WHAT THE TASK REQUIRES: Type out every line below exactly as it reads.

-- Start of RECORDS TO USE --

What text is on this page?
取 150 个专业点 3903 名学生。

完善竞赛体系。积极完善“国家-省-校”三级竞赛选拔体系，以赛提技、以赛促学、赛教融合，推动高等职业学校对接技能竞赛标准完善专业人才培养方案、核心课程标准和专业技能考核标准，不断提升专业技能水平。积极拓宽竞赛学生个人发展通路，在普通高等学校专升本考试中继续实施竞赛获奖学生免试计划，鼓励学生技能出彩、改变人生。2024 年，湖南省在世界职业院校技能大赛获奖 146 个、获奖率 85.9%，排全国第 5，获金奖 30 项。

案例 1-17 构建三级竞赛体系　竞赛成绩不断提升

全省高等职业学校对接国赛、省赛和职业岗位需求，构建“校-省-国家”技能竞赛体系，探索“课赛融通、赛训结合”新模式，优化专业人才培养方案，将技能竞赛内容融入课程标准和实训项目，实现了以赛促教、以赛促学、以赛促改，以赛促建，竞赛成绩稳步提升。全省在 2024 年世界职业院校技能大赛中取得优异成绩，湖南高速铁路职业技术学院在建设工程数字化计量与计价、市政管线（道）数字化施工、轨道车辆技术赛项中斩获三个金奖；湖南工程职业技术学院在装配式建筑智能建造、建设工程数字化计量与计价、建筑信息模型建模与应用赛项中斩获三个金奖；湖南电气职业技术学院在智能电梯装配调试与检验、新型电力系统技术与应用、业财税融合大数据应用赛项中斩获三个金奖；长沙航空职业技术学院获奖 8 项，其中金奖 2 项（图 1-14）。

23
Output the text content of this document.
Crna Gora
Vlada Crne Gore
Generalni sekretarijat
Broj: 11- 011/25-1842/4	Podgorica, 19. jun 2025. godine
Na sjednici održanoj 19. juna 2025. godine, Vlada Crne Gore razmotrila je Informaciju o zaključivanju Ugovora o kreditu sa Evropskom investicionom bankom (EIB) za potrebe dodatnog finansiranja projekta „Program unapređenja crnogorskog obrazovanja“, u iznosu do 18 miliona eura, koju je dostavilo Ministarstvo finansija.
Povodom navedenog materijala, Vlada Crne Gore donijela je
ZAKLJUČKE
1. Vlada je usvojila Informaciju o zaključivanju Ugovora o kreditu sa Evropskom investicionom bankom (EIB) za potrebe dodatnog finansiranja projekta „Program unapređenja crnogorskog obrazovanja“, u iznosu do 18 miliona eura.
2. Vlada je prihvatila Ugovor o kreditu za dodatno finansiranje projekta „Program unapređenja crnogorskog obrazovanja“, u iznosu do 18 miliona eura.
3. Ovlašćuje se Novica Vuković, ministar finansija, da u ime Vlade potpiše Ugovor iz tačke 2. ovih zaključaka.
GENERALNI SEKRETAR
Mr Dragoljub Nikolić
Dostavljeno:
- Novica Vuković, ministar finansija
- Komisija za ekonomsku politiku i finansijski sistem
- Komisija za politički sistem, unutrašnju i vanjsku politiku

-- End of RECORDS TO USE --

WRITTEN SOLUTION:
What text is on this page?
取 150 个专业点 3903 名学生。

完善竞赛体系。积极完善“国家-省-校”三级竞赛选拔体系，以赛提技、以赛促学、赛教融合，推动高等职业学校对接技能竞赛标准完善专业人才培养方案、核心课程标准和专业技能考核标准，不断提升专业技能水平。积极拓宽竞赛学生个人发展通路，在普通高等学校专升本考试中继续实施竞赛获奖学生免试计划，鼓励学生技能出彩、改变人生。2024 年，湖南省在世界职业院校技能大赛获奖 146 个、获奖率 85.9%，排全国第 5，获金奖 30 项。

案例 1-17 构建三级竞赛体系　竞赛成绩不断提升

全省高等职业学校对接国赛、省赛和职业岗位需求，构建“校-省-国家”技能竞赛体系，探索“课赛融通、赛训结合”新模式，优化专业人才培养方案，将技能竞赛内容融入课程标准和实训项目，实现了以赛促教、以赛促学、以赛促改，以赛促建，竞赛成绩稳步提升。全省在 2024 年世界职业院校技能大赛中取得优异成绩，湖南高速铁路职业技术学院在建设工程数字化计量与计价、市政管线（道）数字化施工、轨道车辆技术赛项中斩获三个金奖；湖南工程职业技术学院在装配式建筑智能建造、建设工程数字化计量与计价、建筑信息模型建模与应用赛项中斩获三个金奖；湖南电气职业技术学院在智能电梯装配调试与检验、新型电力系统技术与应用、业财税融合大数据应用赛项中斩获三个金奖；长沙航空职业技术学院获奖 8 项，其中金奖 2 项（图 1-14）。

23
Output the text content of this document.
Crna Gora
Vlada Crne Gore
Generalni sekretarijat
Broj: 11- 011/25-1842/4	Podgorica, 19. jun 2025. godine
Na sjednici održanoj 19. juna 2025. godine, Vlada Crne Gore razmotrila je Informaciju o zaključivanju Ugovora o kreditu sa Evropskom investicionom bankom (EIB) za potrebe dodatnog finansiranja projekta „Program unapređenja crnogorskog obrazovanja“, u iznosu do 18 miliona eura, koju je dostavilo Ministarstvo finansija.
Povodom navedenog materijala, Vlada Crne Gore donijela je
ZAKLJUČKE
1. Vlada je usvojila Informaciju o zaključivanju Ugovora o kreditu sa Evropskom investicionom bankom (EIB) za potrebe dodatnog finansiranja projekta „Program unapređenja crnogorskog obrazovanja“, u iznosu do 18 miliona eura.
2. Vlada je prihvatila Ugovor o kreditu za dodatno finansiranje projekta „Program unapređenja crnogorskog obrazovanja“, u iznosu do 18 miliona eura.
3. Ovlašćuje se Novica Vuković, ministar finansija, da u ime Vlade potpiše Ugovor iz tačke 2. ovih zaključaka.
GENERALNI SEKRETAR
Mr Dragoljub Nikolić
Dostavljeno:
- Novica Vuković, ministar finansija
- Komisija za ekonomsku politiku i finansijski sistem
- Komisija za politički sistem, unutrašnju i vanjsku politiku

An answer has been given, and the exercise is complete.